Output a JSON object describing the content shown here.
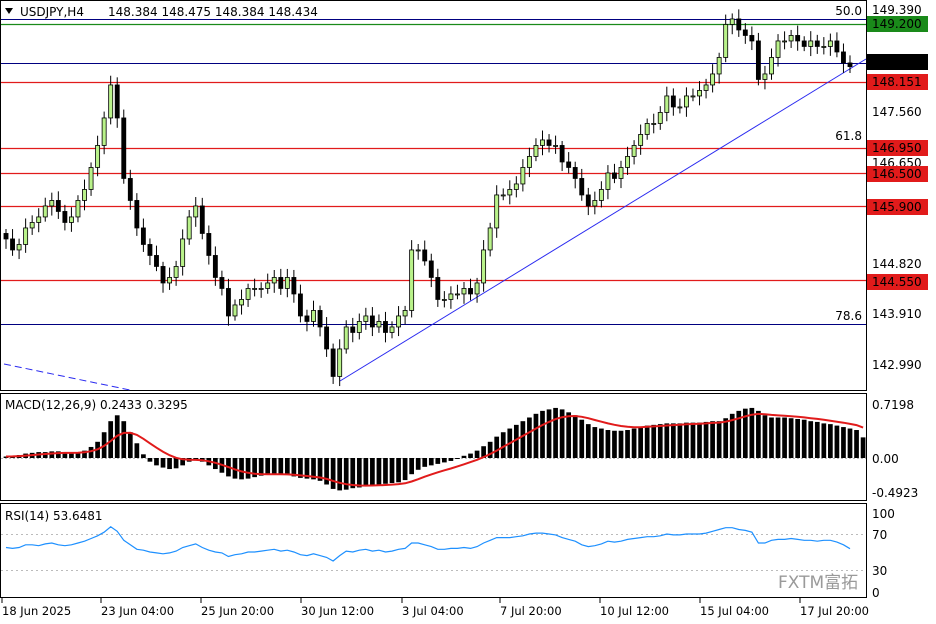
{
  "header": {
    "symbol": "USDJPY,H4",
    "ohlc": "148.384 148.475 148.384 148.434"
  },
  "price_axis": {
    "ticks": [
      "149.390",
      "147.560",
      "146.650",
      "144.820",
      "143.910",
      "142.990"
    ],
    "current_price": "148.434",
    "levels": [
      {
        "label": "149.200",
        "color": "#1a8a1a",
        "value": 149.2
      },
      {
        "label": "148.151",
        "color": "#e11b1b",
        "value": 148.151
      },
      {
        "label": "146.950",
        "color": "#e11b1b",
        "value": 146.95
      },
      {
        "label": "146.500",
        "color": "#e11b1b",
        "value": 146.5
      },
      {
        "label": "145.900",
        "color": "#e11b1b",
        "value": 145.9
      },
      {
        "label": "144.550",
        "color": "#e11b1b",
        "value": 144.55
      }
    ],
    "fib_labels": [
      {
        "label": "50.0",
        "value": 149.39
      },
      {
        "label": "61.8",
        "value": 147.1
      },
      {
        "label": "78.6",
        "value": 143.85
      }
    ]
  },
  "macd": {
    "title": "MACD(12,26,9) 0.2433 0.3295",
    "ticks": [
      "0.7198",
      "0.00",
      "-0.4923"
    ]
  },
  "rsi": {
    "title": "RSI(14) 53.6481",
    "ticks": [
      "100",
      "70",
      "30",
      "0"
    ]
  },
  "time_axis": {
    "labels": [
      "18 Jun 2025",
      "23 Jun 04:00",
      "25 Jun 20:00",
      "30 Jun 12:00",
      "3 Jul 04:00",
      "7 Jul 20:00",
      "10 Jul 12:00",
      "15 Jul 04:00",
      "17 Jul 20:00"
    ]
  },
  "watermark": "FXTM富拓",
  "chart_data": {
    "type": "candlestick",
    "symbol": "USDJPY",
    "timeframe": "H4",
    "ylim": [
      142.45,
      149.65
    ],
    "closes": [
      145.3,
      145.1,
      145.2,
      145.5,
      145.6,
      145.7,
      145.9,
      146.0,
      145.8,
      145.6,
      145.7,
      146.0,
      146.2,
      146.6,
      147.0,
      147.5,
      148.1,
      147.5,
      146.4,
      146.0,
      145.5,
      145.2,
      145.0,
      144.8,
      144.5,
      144.6,
      144.8,
      145.3,
      145.7,
      145.9,
      145.4,
      145.0,
      144.6,
      144.4,
      143.9,
      144.1,
      144.2,
      144.4,
      144.4,
      144.4,
      144.5,
      144.6,
      144.4,
      144.6,
      144.3,
      143.9,
      143.8,
      144.0,
      143.7,
      143.3,
      142.8,
      143.3,
      143.7,
      143.6,
      143.8,
      143.9,
      143.7,
      143.8,
      143.6,
      143.7,
      143.9,
      144.0,
      145.1,
      145.1,
      144.9,
      144.6,
      144.2,
      144.2,
      144.3,
      144.3,
      144.4,
      144.3,
      144.5,
      145.1,
      145.5,
      146.1,
      146.1,
      146.2,
      146.3,
      146.6,
      146.8,
      147.0,
      147.1,
      147.0,
      147.0,
      146.7,
      146.6,
      146.4,
      146.1,
      145.9,
      146.0,
      146.2,
      146.5,
      146.4,
      146.6,
      146.8,
      147.0,
      147.2,
      147.4,
      147.4,
      147.6,
      147.9,
      147.7,
      147.7,
      147.9,
      147.9,
      148.0,
      148.1,
      148.3,
      148.6,
      149.2,
      149.3,
      149.1,
      149.0,
      148.9,
      148.2,
      148.3,
      148.6,
      148.9,
      148.9,
      149.0,
      148.9,
      148.8,
      148.9,
      148.8,
      148.8,
      148.9,
      148.7,
      148.5,
      148.434
    ],
    "horizontal_levels": [
      149.2,
      148.151,
      146.95,
      146.5,
      145.9,
      144.55
    ],
    "current_price": 148.434,
    "macd_histogram": [
      0.02,
      0.03,
      0.04,
      0.06,
      0.07,
      0.08,
      0.08,
      0.09,
      0.09,
      0.08,
      0.07,
      0.08,
      0.1,
      0.15,
      0.22,
      0.35,
      0.5,
      0.58,
      0.5,
      0.35,
      0.2,
      0.05,
      -0.05,
      -0.1,
      -0.13,
      -0.15,
      -0.14,
      -0.1,
      -0.05,
      -0.03,
      -0.05,
      -0.1,
      -0.15,
      -0.2,
      -0.25,
      -0.28,
      -0.29,
      -0.28,
      -0.26,
      -0.24,
      -0.23,
      -0.22,
      -0.22,
      -0.23,
      -0.25,
      -0.27,
      -0.28,
      -0.29,
      -0.31,
      -0.36,
      -0.42,
      -0.44,
      -0.43,
      -0.41,
      -0.4,
      -0.38,
      -0.37,
      -0.36,
      -0.35,
      -0.34,
      -0.33,
      -0.3,
      -0.22,
      -0.16,
      -0.12,
      -0.1,
      -0.08,
      -0.06,
      -0.04,
      0.0,
      0.03,
      0.06,
      0.1,
      0.16,
      0.22,
      0.29,
      0.35,
      0.4,
      0.45,
      0.5,
      0.55,
      0.6,
      0.64,
      0.66,
      0.68,
      0.66,
      0.62,
      0.58,
      0.52,
      0.46,
      0.42,
      0.4,
      0.38,
      0.37,
      0.37,
      0.38,
      0.4,
      0.42,
      0.44,
      0.45,
      0.46,
      0.47,
      0.47,
      0.47,
      0.48,
      0.48,
      0.48,
      0.49,
      0.5,
      0.5,
      0.54,
      0.6,
      0.64,
      0.67,
      0.68,
      0.64,
      0.58,
      0.55,
      0.55,
      0.55,
      0.54,
      0.53,
      0.52,
      0.5,
      0.49,
      0.47,
      0.46,
      0.44,
      0.42,
      0.4,
      0.38,
      0.28
    ],
    "rsi": [
      55,
      54,
      55,
      58,
      58,
      57,
      59,
      60,
      58,
      57,
      58,
      60,
      62,
      65,
      68,
      72,
      78,
      73,
      63,
      58,
      53,
      52,
      50,
      49,
      48,
      49,
      51,
      55,
      57,
      59,
      55,
      52,
      50,
      49,
      45,
      47,
      48,
      50,
      50,
      51,
      52,
      53,
      51,
      52,
      50,
      47,
      46,
      48,
      46,
      44,
      40,
      46,
      51,
      50,
      52,
      53,
      51,
      52,
      50,
      51,
      53,
      54,
      60,
      60,
      58,
      56,
      53,
      53,
      54,
      54,
      55,
      54,
      56,
      60,
      63,
      66,
      66,
      66,
      67,
      68,
      70,
      71,
      71,
      70,
      69,
      66,
      64,
      62,
      58,
      56,
      57,
      59,
      62,
      61,
      62,
      64,
      65,
      66,
      67,
      67,
      68,
      70,
      69,
      69,
      70,
      70,
      70,
      71,
      73,
      75,
      77,
      77,
      75,
      74,
      72,
      60,
      60,
      63,
      64,
      64,
      65,
      64,
      63,
      63,
      62,
      63,
      63,
      61,
      58,
      53.6481
    ],
    "rsi_levels": [
      70,
      30
    ]
  }
}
· · · ·
### WHAT IS REQUIRED
Leave the pictures out and reproduce all of the records exactly.

### CORRECT ANSWER
Output a JSON object describing the content shown here.
{
  "header": {
    "symbol": "USDJPY,H4",
    "ohlc": "148.384 148.475 148.384 148.434"
  },
  "price_axis": {
    "ticks": [
      "149.390",
      "147.560",
      "146.650",
      "144.820",
      "143.910",
      "142.990"
    ],
    "current_price": "148.434",
    "levels": [
      {
        "label": "149.200",
        "color": "#1a8a1a",
        "value": 149.2
      },
      {
        "label": "148.151",
        "color": "#e11b1b",
        "value": 148.151
      },
      {
        "label": "146.950",
        "color": "#e11b1b",
        "value": 146.95
      },
      {
        "label": "146.500",
        "color": "#e11b1b",
        "value": 146.5
      },
      {
        "label": "145.900",
        "color": "#e11b1b",
        "value": 145.9
      },
      {
        "label": "144.550",
        "color": "#e11b1b",
        "value": 144.55
      }
    ],
    "fib_labels": [
      {
        "label": "50.0",
        "value": 149.39
      },
      {
        "label": "61.8",
        "value": 147.1
      },
      {
        "label": "78.6",
        "value": 143.85
      }
    ]
  },
  "macd": {
    "title": "MACD(12,26,9) 0.2433 0.3295",
    "ticks": [
      "0.7198",
      "0.00",
      "-0.4923"
    ]
  },
  "rsi": {
    "title": "RSI(14) 53.6481",
    "ticks": [
      "100",
      "70",
      "30",
      "0"
    ]
  },
  "time_axis": {
    "labels": [
      "18 Jun 2025",
      "23 Jun 04:00",
      "25 Jun 20:00",
      "30 Jun 12:00",
      "3 Jul 04:00",
      "7 Jul 20:00",
      "10 Jul 12:00",
      "15 Jul 04:00",
      "17 Jul 20:00"
    ]
  },
  "watermark": "FXTM富拓",
  "chart_data": {
    "type": "candlestick",
    "symbol": "USDJPY",
    "timeframe": "H4",
    "ylim": [
      142.45,
      149.65
    ],
    "closes": [
      145.3,
      145.1,
      145.2,
      145.5,
      145.6,
      145.7,
      145.9,
      146.0,
      145.8,
      145.6,
      145.7,
      146.0,
      146.2,
      146.6,
      147.0,
      147.5,
      148.1,
      147.5,
      146.4,
      146.0,
      145.5,
      145.2,
      145.0,
      144.8,
      144.5,
      144.6,
      144.8,
      145.3,
      145.7,
      145.9,
      145.4,
      145.0,
      144.6,
      144.4,
      143.9,
      144.1,
      144.2,
      144.4,
      144.4,
      144.4,
      144.5,
      144.6,
      144.4,
      144.6,
      144.3,
      143.9,
      143.8,
      144.0,
      143.7,
      143.3,
      142.8,
      143.3,
      143.7,
      143.6,
      143.8,
      143.9,
      143.7,
      143.8,
      143.6,
      143.7,
      143.9,
      144.0,
      145.1,
      145.1,
      144.9,
      144.6,
      144.2,
      144.2,
      144.3,
      144.3,
      144.4,
      144.3,
      144.5,
      145.1,
      145.5,
      146.1,
      146.1,
      146.2,
      146.3,
      146.6,
      146.8,
      147.0,
      147.1,
      147.0,
      147.0,
      146.7,
      146.6,
      146.4,
      146.1,
      145.9,
      146.0,
      146.2,
      146.5,
      146.4,
      146.6,
      146.8,
      147.0,
      147.2,
      147.4,
      147.4,
      147.6,
      147.9,
      147.7,
      147.7,
      147.9,
      147.9,
      148.0,
      148.1,
      148.3,
      148.6,
      149.2,
      149.3,
      149.1,
      149.0,
      148.9,
      148.2,
      148.3,
      148.6,
      148.9,
      148.9,
      149.0,
      148.9,
      148.8,
      148.9,
      148.8,
      148.8,
      148.9,
      148.7,
      148.5,
      148.434
    ],
    "horizontal_levels": [
      149.2,
      148.151,
      146.95,
      146.5,
      145.9,
      144.55
    ],
    "current_price": 148.434,
    "macd_histogram": [
      0.02,
      0.03,
      0.04,
      0.06,
      0.07,
      0.08,
      0.08,
      0.09,
      0.09,
      0.08,
      0.07,
      0.08,
      0.1,
      0.15,
      0.22,
      0.35,
      0.5,
      0.58,
      0.5,
      0.35,
      0.2,
      0.05,
      -0.05,
      -0.1,
      -0.13,
      -0.15,
      -0.14,
      -0.1,
      -0.05,
      -0.03,
      -0.05,
      -0.1,
      -0.15,
      -0.2,
      -0.25,
      -0.28,
      -0.29,
      -0.28,
      -0.26,
      -0.24,
      -0.23,
      -0.22,
      -0.22,
      -0.23,
      -0.25,
      -0.27,
      -0.28,
      -0.29,
      -0.31,
      -0.36,
      -0.42,
      -0.44,
      -0.43,
      -0.41,
      -0.4,
      -0.38,
      -0.37,
      -0.36,
      -0.35,
      -0.34,
      -0.33,
      -0.3,
      -0.22,
      -0.16,
      -0.12,
      -0.1,
      -0.08,
      -0.06,
      -0.04,
      0.0,
      0.03,
      0.06,
      0.1,
      0.16,
      0.22,
      0.29,
      0.35,
      0.4,
      0.45,
      0.5,
      0.55,
      0.6,
      0.64,
      0.66,
      0.68,
      0.66,
      0.62,
      0.58,
      0.52,
      0.46,
      0.42,
      0.4,
      0.38,
      0.37,
      0.37,
      0.38,
      0.4,
      0.42,
      0.44,
      0.45,
      0.46,
      0.47,
      0.47,
      0.47,
      0.48,
      0.48,
      0.48,
      0.49,
      0.5,
      0.5,
      0.54,
      0.6,
      0.64,
      0.67,
      0.68,
      0.64,
      0.58,
      0.55,
      0.55,
      0.55,
      0.54,
      0.53,
      0.52,
      0.5,
      0.49,
      0.47,
      0.46,
      0.44,
      0.42,
      0.4,
      0.38,
      0.28
    ],
    "rsi": [
      55,
      54,
      55,
      58,
      58,
      57,
      59,
      60,
      58,
      57,
      58,
      60,
      62,
      65,
      68,
      72,
      78,
      73,
      63,
      58,
      53,
      52,
      50,
      49,
      48,
      49,
      51,
      55,
      57,
      59,
      55,
      52,
      50,
      49,
      45,
      47,
      48,
      50,
      50,
      51,
      52,
      53,
      51,
      52,
      50,
      47,
      46,
      48,
      46,
      44,
      40,
      46,
      51,
      50,
      52,
      53,
      51,
      52,
      50,
      51,
      53,
      54,
      60,
      60,
      58,
      56,
      53,
      53,
      54,
      54,
      55,
      54,
      56,
      60,
      63,
      66,
      66,
      66,
      67,
      68,
      70,
      71,
      71,
      70,
      69,
      66,
      64,
      62,
      58,
      56,
      57,
      59,
      62,
      61,
      62,
      64,
      65,
      66,
      67,
      67,
      68,
      70,
      69,
      69,
      70,
      70,
      70,
      71,
      73,
      75,
      77,
      77,
      75,
      74,
      72,
      60,
      60,
      63,
      64,
      64,
      65,
      64,
      63,
      63,
      62,
      63,
      63,
      61,
      58,
      53.6481
    ],
    "rsi_levels": [
      70,
      30
    ]
  }
}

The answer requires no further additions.